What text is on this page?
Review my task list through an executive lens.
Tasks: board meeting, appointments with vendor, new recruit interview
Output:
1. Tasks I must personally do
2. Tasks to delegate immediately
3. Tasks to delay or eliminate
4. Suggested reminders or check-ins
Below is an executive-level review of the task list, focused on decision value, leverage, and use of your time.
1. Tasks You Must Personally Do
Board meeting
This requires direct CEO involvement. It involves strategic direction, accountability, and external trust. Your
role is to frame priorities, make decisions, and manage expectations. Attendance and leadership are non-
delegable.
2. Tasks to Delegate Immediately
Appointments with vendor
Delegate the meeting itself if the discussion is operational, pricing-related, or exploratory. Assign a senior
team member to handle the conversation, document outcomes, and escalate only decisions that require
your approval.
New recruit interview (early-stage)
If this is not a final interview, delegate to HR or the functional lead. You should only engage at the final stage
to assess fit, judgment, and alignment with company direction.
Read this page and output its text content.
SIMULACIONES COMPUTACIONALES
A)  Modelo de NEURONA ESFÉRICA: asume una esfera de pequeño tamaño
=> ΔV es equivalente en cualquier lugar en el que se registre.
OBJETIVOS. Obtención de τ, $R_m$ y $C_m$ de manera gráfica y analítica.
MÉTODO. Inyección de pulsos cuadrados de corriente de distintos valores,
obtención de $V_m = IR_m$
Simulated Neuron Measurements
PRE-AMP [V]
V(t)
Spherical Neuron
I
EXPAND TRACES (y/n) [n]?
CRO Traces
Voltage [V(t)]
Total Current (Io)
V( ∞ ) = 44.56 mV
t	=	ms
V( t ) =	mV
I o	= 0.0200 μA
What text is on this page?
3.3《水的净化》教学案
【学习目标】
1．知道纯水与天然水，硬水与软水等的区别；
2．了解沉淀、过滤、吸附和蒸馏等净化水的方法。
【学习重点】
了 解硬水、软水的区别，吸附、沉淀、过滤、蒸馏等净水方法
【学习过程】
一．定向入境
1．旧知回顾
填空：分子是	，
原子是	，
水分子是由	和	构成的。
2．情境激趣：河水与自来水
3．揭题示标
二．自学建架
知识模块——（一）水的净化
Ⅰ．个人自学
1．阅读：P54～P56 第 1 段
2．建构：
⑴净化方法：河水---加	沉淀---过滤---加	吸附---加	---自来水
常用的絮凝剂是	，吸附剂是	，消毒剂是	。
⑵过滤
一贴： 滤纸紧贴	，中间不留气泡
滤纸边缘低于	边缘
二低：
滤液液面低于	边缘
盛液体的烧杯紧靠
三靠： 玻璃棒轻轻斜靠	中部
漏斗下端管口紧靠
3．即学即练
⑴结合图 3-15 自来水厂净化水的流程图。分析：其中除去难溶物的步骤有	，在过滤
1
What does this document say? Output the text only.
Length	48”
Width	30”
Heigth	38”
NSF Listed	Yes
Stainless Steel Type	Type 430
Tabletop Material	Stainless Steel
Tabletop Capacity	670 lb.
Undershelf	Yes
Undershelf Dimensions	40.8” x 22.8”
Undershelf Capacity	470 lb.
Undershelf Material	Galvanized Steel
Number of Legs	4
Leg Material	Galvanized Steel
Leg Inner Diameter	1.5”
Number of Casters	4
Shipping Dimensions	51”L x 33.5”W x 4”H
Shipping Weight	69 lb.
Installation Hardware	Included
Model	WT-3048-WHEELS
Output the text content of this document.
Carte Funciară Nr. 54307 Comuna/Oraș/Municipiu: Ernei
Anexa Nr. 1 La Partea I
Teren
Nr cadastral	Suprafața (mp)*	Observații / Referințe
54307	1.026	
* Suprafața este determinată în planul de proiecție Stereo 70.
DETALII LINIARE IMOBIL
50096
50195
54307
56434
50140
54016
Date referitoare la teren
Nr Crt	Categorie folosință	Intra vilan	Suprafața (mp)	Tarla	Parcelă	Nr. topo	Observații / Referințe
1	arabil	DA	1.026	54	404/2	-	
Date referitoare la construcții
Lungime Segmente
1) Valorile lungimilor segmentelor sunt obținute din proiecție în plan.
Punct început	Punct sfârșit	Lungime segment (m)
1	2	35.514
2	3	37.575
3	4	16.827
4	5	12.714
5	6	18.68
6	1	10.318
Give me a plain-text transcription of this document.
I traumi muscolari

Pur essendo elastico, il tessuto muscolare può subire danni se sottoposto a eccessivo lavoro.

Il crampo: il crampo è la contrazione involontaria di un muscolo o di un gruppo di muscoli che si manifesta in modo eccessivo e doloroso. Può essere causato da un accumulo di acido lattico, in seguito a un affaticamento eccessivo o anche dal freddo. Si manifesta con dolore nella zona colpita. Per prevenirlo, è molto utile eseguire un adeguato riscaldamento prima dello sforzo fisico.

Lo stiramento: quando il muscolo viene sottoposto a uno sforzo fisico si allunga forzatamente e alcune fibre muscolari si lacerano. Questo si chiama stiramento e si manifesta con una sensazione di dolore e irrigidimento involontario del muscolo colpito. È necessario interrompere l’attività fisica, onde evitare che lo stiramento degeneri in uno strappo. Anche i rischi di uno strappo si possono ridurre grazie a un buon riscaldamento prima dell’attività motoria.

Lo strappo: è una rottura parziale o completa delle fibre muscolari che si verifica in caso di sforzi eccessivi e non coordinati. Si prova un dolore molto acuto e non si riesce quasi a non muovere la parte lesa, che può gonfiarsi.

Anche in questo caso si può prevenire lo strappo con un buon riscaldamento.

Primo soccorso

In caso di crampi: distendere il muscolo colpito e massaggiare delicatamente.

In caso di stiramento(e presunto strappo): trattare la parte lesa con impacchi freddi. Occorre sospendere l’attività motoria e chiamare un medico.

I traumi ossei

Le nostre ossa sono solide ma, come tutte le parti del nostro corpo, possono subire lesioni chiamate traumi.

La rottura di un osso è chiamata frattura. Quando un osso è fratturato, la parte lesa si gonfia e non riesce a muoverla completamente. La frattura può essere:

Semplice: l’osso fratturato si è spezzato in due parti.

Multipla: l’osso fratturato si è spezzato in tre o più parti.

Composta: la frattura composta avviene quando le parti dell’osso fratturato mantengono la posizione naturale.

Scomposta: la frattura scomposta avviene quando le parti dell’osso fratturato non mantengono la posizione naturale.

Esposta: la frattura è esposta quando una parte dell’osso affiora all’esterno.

※ ※ ※

— Exercise requirements —
Pick out the lines above containing the word "Date", then copy them.

— Solution for this problem —
Date referitoare la teren
Date referitoare la construcții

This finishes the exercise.